#### [Directions]
Repeat the items starting at the line containing "Enumerate the UI" and ending at the line containing "member-label: Is a", swapping "sixteen" for "eighteen" and leaving everything else unchanged.

#### [Record excerpts]
--- --- ---

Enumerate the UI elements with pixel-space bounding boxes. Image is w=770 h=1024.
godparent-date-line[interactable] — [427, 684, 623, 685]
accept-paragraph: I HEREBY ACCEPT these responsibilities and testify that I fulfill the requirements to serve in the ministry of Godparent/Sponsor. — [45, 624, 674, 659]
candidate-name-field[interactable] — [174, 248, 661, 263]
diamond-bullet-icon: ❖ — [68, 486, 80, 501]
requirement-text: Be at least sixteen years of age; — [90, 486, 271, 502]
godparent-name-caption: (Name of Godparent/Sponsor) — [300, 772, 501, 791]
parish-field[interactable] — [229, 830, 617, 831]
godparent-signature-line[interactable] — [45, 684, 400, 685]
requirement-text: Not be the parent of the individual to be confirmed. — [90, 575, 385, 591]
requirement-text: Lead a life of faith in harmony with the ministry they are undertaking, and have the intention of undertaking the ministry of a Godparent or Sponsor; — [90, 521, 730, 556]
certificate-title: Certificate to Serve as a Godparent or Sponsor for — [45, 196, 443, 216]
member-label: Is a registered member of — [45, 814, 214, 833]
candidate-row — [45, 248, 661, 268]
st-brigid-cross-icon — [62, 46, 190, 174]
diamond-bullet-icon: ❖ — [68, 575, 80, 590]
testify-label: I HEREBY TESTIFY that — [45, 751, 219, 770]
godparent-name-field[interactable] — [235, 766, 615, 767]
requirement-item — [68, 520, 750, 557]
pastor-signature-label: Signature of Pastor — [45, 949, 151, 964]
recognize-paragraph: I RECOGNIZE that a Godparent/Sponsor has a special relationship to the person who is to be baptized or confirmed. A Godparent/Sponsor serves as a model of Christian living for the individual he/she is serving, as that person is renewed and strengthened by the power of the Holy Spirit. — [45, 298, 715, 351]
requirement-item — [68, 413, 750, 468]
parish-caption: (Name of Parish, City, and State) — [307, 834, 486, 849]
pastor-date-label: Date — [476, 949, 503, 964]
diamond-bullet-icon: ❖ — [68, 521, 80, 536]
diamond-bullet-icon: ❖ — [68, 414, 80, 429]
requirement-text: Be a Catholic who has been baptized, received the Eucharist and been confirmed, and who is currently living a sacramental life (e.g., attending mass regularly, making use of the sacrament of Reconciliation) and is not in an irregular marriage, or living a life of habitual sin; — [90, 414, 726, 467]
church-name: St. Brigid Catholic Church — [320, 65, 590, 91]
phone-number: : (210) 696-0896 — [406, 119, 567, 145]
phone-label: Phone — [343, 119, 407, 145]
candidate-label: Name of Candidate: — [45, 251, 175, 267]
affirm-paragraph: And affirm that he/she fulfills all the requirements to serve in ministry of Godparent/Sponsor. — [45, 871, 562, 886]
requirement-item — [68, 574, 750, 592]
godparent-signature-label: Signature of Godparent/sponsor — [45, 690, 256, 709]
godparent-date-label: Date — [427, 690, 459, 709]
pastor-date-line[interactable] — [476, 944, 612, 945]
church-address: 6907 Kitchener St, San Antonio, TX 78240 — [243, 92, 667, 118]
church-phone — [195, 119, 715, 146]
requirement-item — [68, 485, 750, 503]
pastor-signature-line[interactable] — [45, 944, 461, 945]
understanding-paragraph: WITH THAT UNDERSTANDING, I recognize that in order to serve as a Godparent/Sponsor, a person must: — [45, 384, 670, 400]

--- --- ---

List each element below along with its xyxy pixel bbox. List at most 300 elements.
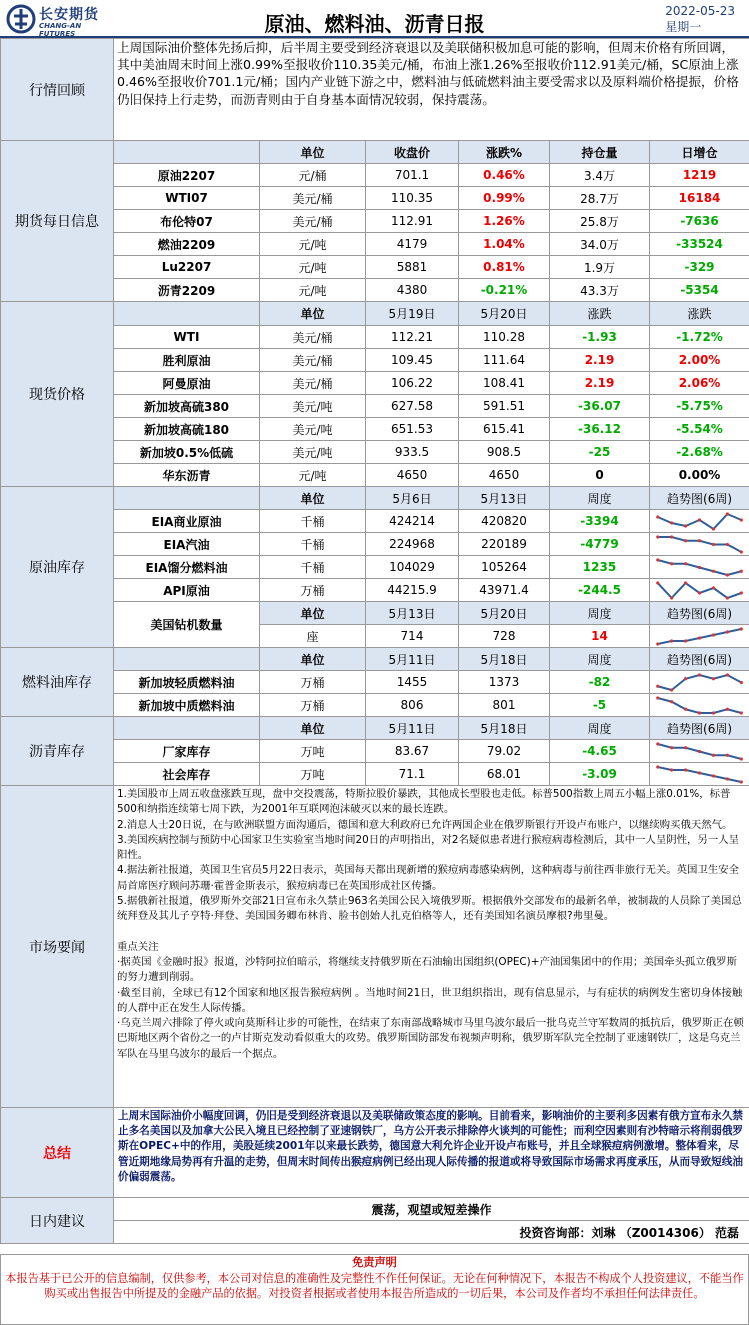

--- --- ---

#### [Response to the exercise]
Enumerate the UI elements with pixel-space bounding boxes. Image is w=770 h=1024.
godparent-date-line[interactable] — [427, 684, 623, 685]
accept-paragraph: I HEREBY ACCEPT these responsibilities and testify that I fulfill the requirements to serve in the ministry of Godparent/Sponsor. — [45, 624, 674, 659]
candidate-name-field[interactable] — [174, 248, 661, 263]
diamond-bullet-icon: ❖ — [68, 486, 80, 501]
requirement-text: Be at least eighteen years of age; — [90, 486, 271, 502]
godparent-name-caption: (Name of Godparent/Sponsor) — [300, 772, 501, 791]
parish-field[interactable] — [229, 830, 617, 831]
godparent-signature-line[interactable] — [45, 684, 400, 685]
requirement-text: Not be the parent of the individual to be confirmed. — [90, 575, 385, 591]
requirement-text: Lead a life of faith in harmony with the ministry they are undertaking, and have the intention of undertaking the ministry of a Godparent or Sponsor; — [90, 521, 730, 556]
certificate-title: Certificate to Serve as a Godparent or Sponsor for — [45, 196, 443, 216]
member-label: Is a registered member of — [45, 814, 214, 833]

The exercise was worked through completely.